● Aim of the exercise
Report, as a bare number, how many lines contain the string "новообразованиями".

##### Available records

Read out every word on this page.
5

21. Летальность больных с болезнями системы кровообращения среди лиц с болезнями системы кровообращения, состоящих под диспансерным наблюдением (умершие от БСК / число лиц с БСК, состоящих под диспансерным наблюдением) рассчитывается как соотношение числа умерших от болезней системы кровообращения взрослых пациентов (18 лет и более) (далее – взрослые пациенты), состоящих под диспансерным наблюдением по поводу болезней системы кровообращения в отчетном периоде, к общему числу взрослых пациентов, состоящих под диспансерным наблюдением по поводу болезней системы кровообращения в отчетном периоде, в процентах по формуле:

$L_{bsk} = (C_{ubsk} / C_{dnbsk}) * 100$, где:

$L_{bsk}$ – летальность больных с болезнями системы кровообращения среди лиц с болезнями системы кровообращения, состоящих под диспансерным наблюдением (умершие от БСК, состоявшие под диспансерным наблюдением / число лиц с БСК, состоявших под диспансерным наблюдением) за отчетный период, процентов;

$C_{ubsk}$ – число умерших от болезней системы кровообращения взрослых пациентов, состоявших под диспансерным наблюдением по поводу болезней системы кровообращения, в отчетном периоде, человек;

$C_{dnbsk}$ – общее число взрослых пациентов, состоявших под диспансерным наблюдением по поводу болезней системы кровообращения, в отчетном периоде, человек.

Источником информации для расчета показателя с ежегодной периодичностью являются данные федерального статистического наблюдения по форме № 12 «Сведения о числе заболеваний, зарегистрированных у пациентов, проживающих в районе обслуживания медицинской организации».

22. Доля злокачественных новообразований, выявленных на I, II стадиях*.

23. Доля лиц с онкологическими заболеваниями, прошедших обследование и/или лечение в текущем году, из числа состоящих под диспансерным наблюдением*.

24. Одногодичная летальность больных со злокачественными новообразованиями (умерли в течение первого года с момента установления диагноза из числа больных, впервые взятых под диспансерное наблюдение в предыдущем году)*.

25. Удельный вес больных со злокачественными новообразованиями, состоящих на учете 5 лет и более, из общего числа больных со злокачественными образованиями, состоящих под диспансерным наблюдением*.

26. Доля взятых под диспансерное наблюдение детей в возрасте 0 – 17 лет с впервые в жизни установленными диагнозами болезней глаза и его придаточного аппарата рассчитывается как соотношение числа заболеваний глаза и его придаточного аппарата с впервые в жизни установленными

##########

● Written response
2